TASK REQUIREMENTS:
Each entry below must be repeated word for word.

** begin **

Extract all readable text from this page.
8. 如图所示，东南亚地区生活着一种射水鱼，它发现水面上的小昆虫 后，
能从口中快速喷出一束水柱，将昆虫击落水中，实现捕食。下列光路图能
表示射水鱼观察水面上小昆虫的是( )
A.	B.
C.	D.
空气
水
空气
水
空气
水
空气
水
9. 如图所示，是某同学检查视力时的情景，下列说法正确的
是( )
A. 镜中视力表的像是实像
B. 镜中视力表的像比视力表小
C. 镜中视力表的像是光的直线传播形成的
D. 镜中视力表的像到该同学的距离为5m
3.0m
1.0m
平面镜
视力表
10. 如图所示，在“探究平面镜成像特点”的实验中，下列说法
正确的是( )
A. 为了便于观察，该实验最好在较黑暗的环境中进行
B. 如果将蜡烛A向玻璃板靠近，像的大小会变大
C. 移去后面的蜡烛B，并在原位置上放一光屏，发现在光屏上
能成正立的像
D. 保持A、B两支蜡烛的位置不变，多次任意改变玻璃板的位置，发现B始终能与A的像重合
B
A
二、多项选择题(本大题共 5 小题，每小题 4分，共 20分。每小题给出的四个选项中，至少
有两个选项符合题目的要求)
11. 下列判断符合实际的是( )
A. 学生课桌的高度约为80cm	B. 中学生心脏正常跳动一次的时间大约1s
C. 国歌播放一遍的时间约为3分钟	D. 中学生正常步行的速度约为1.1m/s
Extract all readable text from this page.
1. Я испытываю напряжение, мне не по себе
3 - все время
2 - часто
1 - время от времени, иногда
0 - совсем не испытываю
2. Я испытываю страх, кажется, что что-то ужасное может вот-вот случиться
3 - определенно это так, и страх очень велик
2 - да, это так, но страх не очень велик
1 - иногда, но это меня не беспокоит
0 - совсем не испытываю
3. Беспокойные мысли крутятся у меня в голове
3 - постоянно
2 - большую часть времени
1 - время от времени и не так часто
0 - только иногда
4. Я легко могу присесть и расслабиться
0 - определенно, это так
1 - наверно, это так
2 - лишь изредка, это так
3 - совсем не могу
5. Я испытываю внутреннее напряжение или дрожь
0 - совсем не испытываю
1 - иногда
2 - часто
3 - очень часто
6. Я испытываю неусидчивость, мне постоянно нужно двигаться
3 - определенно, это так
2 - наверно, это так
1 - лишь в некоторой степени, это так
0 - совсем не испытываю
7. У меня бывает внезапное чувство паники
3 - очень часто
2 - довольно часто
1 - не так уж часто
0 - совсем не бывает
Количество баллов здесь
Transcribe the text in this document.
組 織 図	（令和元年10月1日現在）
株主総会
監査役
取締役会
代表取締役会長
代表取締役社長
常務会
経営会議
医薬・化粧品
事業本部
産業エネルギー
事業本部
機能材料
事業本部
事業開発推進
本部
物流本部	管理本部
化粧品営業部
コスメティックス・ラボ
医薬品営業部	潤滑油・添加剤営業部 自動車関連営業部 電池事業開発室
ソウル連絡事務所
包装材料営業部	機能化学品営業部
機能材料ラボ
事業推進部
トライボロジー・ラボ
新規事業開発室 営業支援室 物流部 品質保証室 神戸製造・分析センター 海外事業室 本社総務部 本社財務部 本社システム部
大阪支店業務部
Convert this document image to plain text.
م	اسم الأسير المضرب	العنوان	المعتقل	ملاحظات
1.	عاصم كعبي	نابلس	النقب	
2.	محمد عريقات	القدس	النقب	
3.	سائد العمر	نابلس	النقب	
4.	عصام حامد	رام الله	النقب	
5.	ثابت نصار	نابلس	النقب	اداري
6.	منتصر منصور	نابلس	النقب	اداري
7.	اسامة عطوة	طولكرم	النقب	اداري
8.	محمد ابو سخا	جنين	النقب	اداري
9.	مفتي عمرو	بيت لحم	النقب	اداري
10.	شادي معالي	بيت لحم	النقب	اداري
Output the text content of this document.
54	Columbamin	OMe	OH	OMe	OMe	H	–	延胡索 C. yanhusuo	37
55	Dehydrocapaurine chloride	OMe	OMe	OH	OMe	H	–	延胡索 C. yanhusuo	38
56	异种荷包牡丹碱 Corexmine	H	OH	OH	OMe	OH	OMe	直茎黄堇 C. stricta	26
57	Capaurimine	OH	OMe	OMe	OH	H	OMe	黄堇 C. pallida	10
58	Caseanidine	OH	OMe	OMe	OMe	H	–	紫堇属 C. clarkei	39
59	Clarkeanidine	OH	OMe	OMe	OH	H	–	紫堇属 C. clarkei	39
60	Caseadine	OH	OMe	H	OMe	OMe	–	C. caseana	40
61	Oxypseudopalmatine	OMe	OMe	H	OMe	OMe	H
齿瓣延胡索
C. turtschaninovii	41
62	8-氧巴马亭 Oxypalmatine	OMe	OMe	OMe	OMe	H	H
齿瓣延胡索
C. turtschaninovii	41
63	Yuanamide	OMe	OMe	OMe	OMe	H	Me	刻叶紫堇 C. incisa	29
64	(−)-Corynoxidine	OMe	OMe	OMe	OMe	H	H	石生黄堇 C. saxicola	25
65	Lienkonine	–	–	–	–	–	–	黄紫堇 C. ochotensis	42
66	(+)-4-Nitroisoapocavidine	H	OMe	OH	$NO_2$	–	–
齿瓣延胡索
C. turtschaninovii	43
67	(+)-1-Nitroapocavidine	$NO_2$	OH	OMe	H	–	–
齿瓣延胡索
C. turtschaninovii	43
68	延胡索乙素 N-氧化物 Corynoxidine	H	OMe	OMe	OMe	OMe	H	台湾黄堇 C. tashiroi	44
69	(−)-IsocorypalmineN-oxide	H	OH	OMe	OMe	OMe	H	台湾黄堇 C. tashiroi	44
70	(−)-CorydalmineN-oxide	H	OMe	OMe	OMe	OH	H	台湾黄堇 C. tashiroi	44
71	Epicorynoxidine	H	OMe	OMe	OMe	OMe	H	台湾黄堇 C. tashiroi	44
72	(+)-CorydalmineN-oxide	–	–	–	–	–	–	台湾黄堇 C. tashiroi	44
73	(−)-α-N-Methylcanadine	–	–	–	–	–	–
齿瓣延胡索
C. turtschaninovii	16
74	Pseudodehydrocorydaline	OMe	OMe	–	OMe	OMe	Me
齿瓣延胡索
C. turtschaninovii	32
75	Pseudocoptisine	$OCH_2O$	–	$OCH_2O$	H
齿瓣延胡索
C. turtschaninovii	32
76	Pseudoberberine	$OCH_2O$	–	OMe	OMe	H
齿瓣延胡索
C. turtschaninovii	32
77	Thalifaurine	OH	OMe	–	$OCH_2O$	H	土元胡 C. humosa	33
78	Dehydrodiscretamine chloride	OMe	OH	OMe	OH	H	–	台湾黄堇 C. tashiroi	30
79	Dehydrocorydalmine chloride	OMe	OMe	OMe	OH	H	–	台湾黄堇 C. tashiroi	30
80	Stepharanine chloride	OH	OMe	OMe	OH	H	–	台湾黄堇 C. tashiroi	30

** end **

CORRECT RESPONSE:
Extract all readable text from this page.
8. 如图所示，东南亚地区生活着一种射水鱼，它发现水面上的小昆虫 后，
能从口中快速喷出一束水柱，将昆虫击落水中，实现捕食。下列光路图能
表示射水鱼观察水面上小昆虫的是( )
A.	B.
C.	D.
空气
水
空气
水
空气
水
空气
水
9. 如图所示，是某同学检查视力时的情景，下列说法正确的
是( )
A. 镜中视力表的像是实像
B. 镜中视力表的像比视力表小
C. 镜中视力表的像是光的直线传播形成的
D. 镜中视力表的像到该同学的距离为5m
3.0m
1.0m
平面镜
视力表
10. 如图所示，在“探究平面镜成像特点”的实验中，下列说法
正确的是( )
A. 为了便于观察，该实验最好在较黑暗的环境中进行
B. 如果将蜡烛A向玻璃板靠近，像的大小会变大
C. 移去后面的蜡烛B，并在原位置上放一光屏，发现在光屏上
能成正立的像
D. 保持A、B两支蜡烛的位置不变，多次任意改变玻璃板的位置，发现B始终能与A的像重合
B
A
二、多项选择题(本大题共 5 小题，每小题 4分，共 20分。每小题给出的四个选项中，至少
有两个选项符合题目的要求)
11. 下列判断符合实际的是( )
A. 学生课桌的高度约为80cm	B. 中学生心脏正常跳动一次的时间大约1s
C. 国歌播放一遍的时间约为3分钟	D. 中学生正常步行的速度约为1.1m/s
Extract all readable text from this page.
1. Я испытываю напряжение, мне не по себе
3 - все время
2 - часто
1 - время от времени, иногда
0 - совсем не испытываю
2. Я испытываю страх, кажется, что что-то ужасное может вот-вот случиться
3 - определенно это так, и страх очень велик
2 - да, это так, но страх не очень велик
1 - иногда, но это меня не беспокоит
0 - совсем не испытываю
3. Беспокойные мысли крутятся у меня в голове
3 - постоянно
2 - большую часть времени
1 - время от времени и не так часто
0 - только иногда
4. Я легко могу присесть и расслабиться
0 - определенно, это так
1 - наверно, это так
2 - лишь изредка, это так
3 - совсем не могу
5. Я испытываю внутреннее напряжение или дрожь
0 - совсем не испытываю
1 - иногда
2 - часто
3 - очень часто
6. Я испытываю неусидчивость, мне постоянно нужно двигаться
3 - определенно, это так
2 - наверно, это так
1 - лишь в некоторой степени, это так
0 - совсем не испытываю
7. У меня бывает внезапное чувство паники
3 - очень часто
2 - довольно часто
1 - не так уж часто
0 - совсем не бывает
Количество баллов здесь
Transcribe the text in this document.
組 織 図	（令和元年10月1日現在）
株主総会
監査役
取締役会
代表取締役会長
代表取締役社長
常務会
経営会議
医薬・化粧品
事業本部
産業エネルギー
事業本部
機能材料
事業本部
事業開発推進
本部
物流本部	管理本部
化粧品営業部
コスメティックス・ラボ
医薬品営業部	潤滑油・添加剤営業部 自動車関連営業部 電池事業開発室
ソウル連絡事務所
包装材料営業部	機能化学品営業部
機能材料ラボ
事業推進部
トライボロジー・ラボ
新規事業開発室 営業支援室 物流部 品質保証室 神戸製造・分析センター 海外事業室 本社総務部 本社財務部 本社システム部
大阪支店業務部
Convert this document image to plain text.
م	اسم الأسير المضرب	العنوان	المعتقل	ملاحظات
1.	عاصم كعبي	نابلس	النقب	
2.	محمد عريقات	القدس	النقب	
3.	سائد العمر	نابلس	النقب	
4.	عصام حامد	رام الله	النقب	
5.	ثابت نصار	نابلس	النقب	اداري
6.	منتصر منصور	نابلس	النقب	اداري
7.	اسامة عطوة	طولكرم	النقب	اداري
8.	محمد ابو سخا	جنين	النقب	اداري
9.	مفتي عمرو	بيت لحم	النقب	اداري
10.	شادي معالي	بيت لحم	النقب	اداري
Output the text content of this document.
54	Columbamin	OMe	OH	OMe	OMe	H	–	延胡索 C. yanhusuo	37
55	Dehydrocapaurine chloride	OMe	OMe	OH	OMe	H	–	延胡索 C. yanhusuo	38
56	异种荷包牡丹碱 Corexmine	H	OH	OH	OMe	OH	OMe	直茎黄堇 C. stricta	26
57	Capaurimine	OH	OMe	OMe	OH	H	OMe	黄堇 C. pallida	10
58	Caseanidine	OH	OMe	OMe	OMe	H	–	紫堇属 C. clarkei	39
59	Clarkeanidine	OH	OMe	OMe	OH	H	–	紫堇属 C. clarkei	39
60	Caseadine	OH	OMe	H	OMe	OMe	–	C. caseana	40
61	Oxypseudopalmatine	OMe	OMe	H	OMe	OMe	H
齿瓣延胡索
C. turtschaninovii	41
62	8-氧巴马亭 Oxypalmatine	OMe	OMe	OMe	OMe	H	H
齿瓣延胡索
C. turtschaninovii	41
63	Yuanamide	OMe	OMe	OMe	OMe	H	Me	刻叶紫堇 C. incisa	29
64	(−)-Corynoxidine	OMe	OMe	OMe	OMe	H	H	石生黄堇 C. saxicola	25
65	Lienkonine	–	–	–	–	–	–	黄紫堇 C. ochotensis	42
66	(+)-4-Nitroisoapocavidine	H	OMe	OH	$NO_2$	–	–
齿瓣延胡索
C. turtschaninovii	43
67	(+)-1-Nitroapocavidine	$NO_2$	OH	OMe	H	–	–
齿瓣延胡索
C. turtschaninovii	43
68	延胡索乙素 N-氧化物 Corynoxidine	H	OMe	OMe	OMe	OMe	H	台湾黄堇 C. tashiroi	44
69	(−)-IsocorypalmineN-oxide	H	OH	OMe	OMe	OMe	H	台湾黄堇 C. tashiroi	44
70	(−)-CorydalmineN-oxide	H	OMe	OMe	OMe	OH	H	台湾黄堇 C. tashiroi	44
71	Epicorynoxidine	H	OMe	OMe	OMe	OMe	H	台湾黄堇 C. tashiroi	44
72	(+)-CorydalmineN-oxide	–	–	–	–	–	–	台湾黄堇 C. tashiroi	44
73	(−)-α-N-Methylcanadine	–	–	–	–	–	–
齿瓣延胡索
C. turtschaninovii	16
74	Pseudodehydrocorydaline	OMe	OMe	–	OMe	OMe	Me
齿瓣延胡索
C. turtschaninovii	32
75	Pseudocoptisine	$OCH_2O$	–	$OCH_2O$	H
齿瓣延胡索
C. turtschaninovii	32
76	Pseudoberberine	$OCH_2O$	–	OMe	OMe	H
齿瓣延胡索
C. turtschaninovii	32
77	Thalifaurine	OH	OMe	–	$OCH_2O$	H	土元胡 C. humosa	33
78	Dehydrodiscretamine chloride	OMe	OH	OMe	OH	H	–	台湾黄堇 C. tashiroi	30
79	Dehydrocorydalmine chloride	OMe	OMe	OMe	OH	H	–	台湾黄堇 C. tashiroi	30
80	Stepharanine chloride	OH	OMe	OMe	OH	H	–	台湾黄堇 C. tashiroi	30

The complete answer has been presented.